THE REQUEST: Whenever a line contains the string "title", copy it out of the entries.

╭──

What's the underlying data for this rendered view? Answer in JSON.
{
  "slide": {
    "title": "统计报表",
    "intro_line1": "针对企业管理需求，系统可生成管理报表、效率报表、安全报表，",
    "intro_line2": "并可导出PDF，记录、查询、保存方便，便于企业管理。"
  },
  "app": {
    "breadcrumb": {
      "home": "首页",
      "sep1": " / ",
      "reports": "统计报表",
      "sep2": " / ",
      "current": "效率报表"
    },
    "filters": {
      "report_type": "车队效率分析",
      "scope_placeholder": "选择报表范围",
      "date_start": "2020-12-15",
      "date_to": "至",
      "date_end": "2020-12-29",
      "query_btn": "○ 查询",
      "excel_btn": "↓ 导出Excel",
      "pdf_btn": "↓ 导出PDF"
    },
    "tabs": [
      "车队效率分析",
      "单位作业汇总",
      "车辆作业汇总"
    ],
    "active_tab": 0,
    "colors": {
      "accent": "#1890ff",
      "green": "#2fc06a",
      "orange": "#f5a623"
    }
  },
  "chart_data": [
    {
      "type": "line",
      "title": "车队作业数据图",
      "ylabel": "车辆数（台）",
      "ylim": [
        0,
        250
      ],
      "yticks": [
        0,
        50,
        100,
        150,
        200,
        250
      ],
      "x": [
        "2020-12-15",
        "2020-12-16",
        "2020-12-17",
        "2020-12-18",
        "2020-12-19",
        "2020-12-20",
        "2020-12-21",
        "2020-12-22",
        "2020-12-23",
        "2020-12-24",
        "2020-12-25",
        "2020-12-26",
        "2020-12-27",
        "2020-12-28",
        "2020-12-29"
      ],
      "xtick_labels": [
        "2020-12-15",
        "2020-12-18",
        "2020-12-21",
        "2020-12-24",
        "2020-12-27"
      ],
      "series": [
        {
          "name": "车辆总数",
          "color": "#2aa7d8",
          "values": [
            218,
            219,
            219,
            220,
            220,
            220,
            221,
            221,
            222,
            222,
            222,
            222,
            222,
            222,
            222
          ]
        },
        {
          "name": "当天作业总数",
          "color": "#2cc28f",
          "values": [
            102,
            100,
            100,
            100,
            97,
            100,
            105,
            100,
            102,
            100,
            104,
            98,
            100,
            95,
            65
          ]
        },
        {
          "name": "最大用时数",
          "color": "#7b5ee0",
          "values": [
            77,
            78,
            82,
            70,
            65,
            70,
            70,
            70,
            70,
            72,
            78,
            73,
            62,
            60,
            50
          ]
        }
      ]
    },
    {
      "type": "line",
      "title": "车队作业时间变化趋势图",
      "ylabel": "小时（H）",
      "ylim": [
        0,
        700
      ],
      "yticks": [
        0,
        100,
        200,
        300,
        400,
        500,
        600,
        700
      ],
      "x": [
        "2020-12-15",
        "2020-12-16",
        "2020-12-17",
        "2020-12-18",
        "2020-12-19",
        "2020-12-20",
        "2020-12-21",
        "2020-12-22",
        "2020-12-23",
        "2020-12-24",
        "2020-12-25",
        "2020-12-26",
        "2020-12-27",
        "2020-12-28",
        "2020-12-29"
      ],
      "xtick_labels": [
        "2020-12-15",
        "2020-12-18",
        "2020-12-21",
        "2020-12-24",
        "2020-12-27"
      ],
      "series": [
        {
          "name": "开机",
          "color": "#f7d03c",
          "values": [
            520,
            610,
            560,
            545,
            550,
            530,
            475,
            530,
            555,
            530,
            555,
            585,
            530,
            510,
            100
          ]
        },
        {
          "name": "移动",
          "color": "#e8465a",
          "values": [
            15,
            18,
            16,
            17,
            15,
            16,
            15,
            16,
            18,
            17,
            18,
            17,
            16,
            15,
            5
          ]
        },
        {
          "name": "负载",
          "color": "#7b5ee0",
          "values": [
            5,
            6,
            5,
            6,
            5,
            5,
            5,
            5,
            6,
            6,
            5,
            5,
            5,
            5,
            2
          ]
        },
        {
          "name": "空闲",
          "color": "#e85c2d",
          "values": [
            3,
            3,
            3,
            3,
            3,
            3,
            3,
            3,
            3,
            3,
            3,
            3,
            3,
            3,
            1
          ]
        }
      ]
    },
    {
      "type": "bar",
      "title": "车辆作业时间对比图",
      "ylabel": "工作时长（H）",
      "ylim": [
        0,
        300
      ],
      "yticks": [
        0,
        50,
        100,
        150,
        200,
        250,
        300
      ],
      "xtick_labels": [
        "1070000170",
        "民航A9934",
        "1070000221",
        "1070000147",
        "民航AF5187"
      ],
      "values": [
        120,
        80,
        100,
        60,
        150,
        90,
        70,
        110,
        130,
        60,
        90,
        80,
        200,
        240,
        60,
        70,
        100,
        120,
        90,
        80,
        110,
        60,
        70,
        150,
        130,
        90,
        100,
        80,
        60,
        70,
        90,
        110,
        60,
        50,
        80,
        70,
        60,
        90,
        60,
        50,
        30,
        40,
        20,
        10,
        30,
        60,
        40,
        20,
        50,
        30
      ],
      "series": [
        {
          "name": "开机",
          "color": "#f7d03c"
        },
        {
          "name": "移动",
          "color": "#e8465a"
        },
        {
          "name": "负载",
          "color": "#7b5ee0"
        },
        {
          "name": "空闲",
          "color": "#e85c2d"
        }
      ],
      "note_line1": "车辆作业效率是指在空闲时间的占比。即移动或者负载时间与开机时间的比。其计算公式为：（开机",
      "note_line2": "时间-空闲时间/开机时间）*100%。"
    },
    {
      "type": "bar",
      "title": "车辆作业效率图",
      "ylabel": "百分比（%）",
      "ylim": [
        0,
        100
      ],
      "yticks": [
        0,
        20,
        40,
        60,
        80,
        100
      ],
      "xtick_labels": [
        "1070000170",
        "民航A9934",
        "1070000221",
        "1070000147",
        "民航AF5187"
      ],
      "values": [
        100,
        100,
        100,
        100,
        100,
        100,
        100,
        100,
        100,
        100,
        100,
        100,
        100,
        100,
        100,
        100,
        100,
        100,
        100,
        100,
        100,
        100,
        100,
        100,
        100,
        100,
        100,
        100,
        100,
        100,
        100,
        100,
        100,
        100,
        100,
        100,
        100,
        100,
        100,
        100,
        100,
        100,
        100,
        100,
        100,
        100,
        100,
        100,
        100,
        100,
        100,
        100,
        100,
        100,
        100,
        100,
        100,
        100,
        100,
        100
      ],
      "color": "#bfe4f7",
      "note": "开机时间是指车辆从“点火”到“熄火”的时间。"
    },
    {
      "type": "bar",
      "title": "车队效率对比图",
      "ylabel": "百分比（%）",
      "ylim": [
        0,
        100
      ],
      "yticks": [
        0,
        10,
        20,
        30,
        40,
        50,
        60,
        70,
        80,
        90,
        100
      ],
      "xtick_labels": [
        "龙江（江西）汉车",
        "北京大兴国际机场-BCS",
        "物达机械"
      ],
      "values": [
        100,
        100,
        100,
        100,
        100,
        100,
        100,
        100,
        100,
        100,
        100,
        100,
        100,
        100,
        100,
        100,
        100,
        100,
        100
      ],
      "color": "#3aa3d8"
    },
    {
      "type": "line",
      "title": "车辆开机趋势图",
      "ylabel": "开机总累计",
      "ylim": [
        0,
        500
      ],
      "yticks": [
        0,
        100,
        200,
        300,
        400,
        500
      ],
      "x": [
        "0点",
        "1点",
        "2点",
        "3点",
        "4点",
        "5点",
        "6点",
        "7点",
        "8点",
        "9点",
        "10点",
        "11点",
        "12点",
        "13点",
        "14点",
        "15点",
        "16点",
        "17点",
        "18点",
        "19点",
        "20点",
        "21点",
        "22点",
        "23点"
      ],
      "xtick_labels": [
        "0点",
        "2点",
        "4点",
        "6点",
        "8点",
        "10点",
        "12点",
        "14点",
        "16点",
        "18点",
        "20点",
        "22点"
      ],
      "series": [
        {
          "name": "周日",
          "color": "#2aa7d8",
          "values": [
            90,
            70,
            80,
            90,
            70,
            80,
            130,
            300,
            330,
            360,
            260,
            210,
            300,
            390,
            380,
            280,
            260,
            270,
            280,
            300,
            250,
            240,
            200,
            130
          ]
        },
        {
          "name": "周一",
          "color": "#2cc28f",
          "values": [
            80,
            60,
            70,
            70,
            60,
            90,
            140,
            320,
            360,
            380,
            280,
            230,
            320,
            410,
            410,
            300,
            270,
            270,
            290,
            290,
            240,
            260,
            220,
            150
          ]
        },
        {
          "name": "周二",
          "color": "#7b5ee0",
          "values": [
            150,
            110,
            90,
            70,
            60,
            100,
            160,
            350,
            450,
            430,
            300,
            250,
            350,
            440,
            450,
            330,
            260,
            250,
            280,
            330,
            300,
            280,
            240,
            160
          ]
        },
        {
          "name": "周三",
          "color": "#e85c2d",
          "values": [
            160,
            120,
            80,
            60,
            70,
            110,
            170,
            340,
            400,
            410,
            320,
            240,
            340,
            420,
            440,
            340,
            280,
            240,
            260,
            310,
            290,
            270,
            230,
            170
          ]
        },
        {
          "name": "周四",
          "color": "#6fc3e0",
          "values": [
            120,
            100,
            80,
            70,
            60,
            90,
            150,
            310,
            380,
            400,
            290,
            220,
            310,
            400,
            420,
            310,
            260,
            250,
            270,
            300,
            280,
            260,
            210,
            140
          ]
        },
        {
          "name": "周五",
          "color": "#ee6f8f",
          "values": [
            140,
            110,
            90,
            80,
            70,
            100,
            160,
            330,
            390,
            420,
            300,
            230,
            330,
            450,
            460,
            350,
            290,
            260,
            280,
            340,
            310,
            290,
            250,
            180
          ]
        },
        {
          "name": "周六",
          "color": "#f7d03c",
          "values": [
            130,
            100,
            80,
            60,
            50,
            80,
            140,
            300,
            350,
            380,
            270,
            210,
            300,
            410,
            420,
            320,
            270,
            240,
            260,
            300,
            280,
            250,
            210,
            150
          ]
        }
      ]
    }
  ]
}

╰──

EXERCISE RESULT:
    "title": "统计报表",
      "title": "车队作业数据图",
      "title": "车队作业时间变化趋势图",
      "title": "车辆作业时间对比图",
      "title": "车辆作业效率图",
      "title": "车队效率对比图",
      "title": "车辆开机趋势图",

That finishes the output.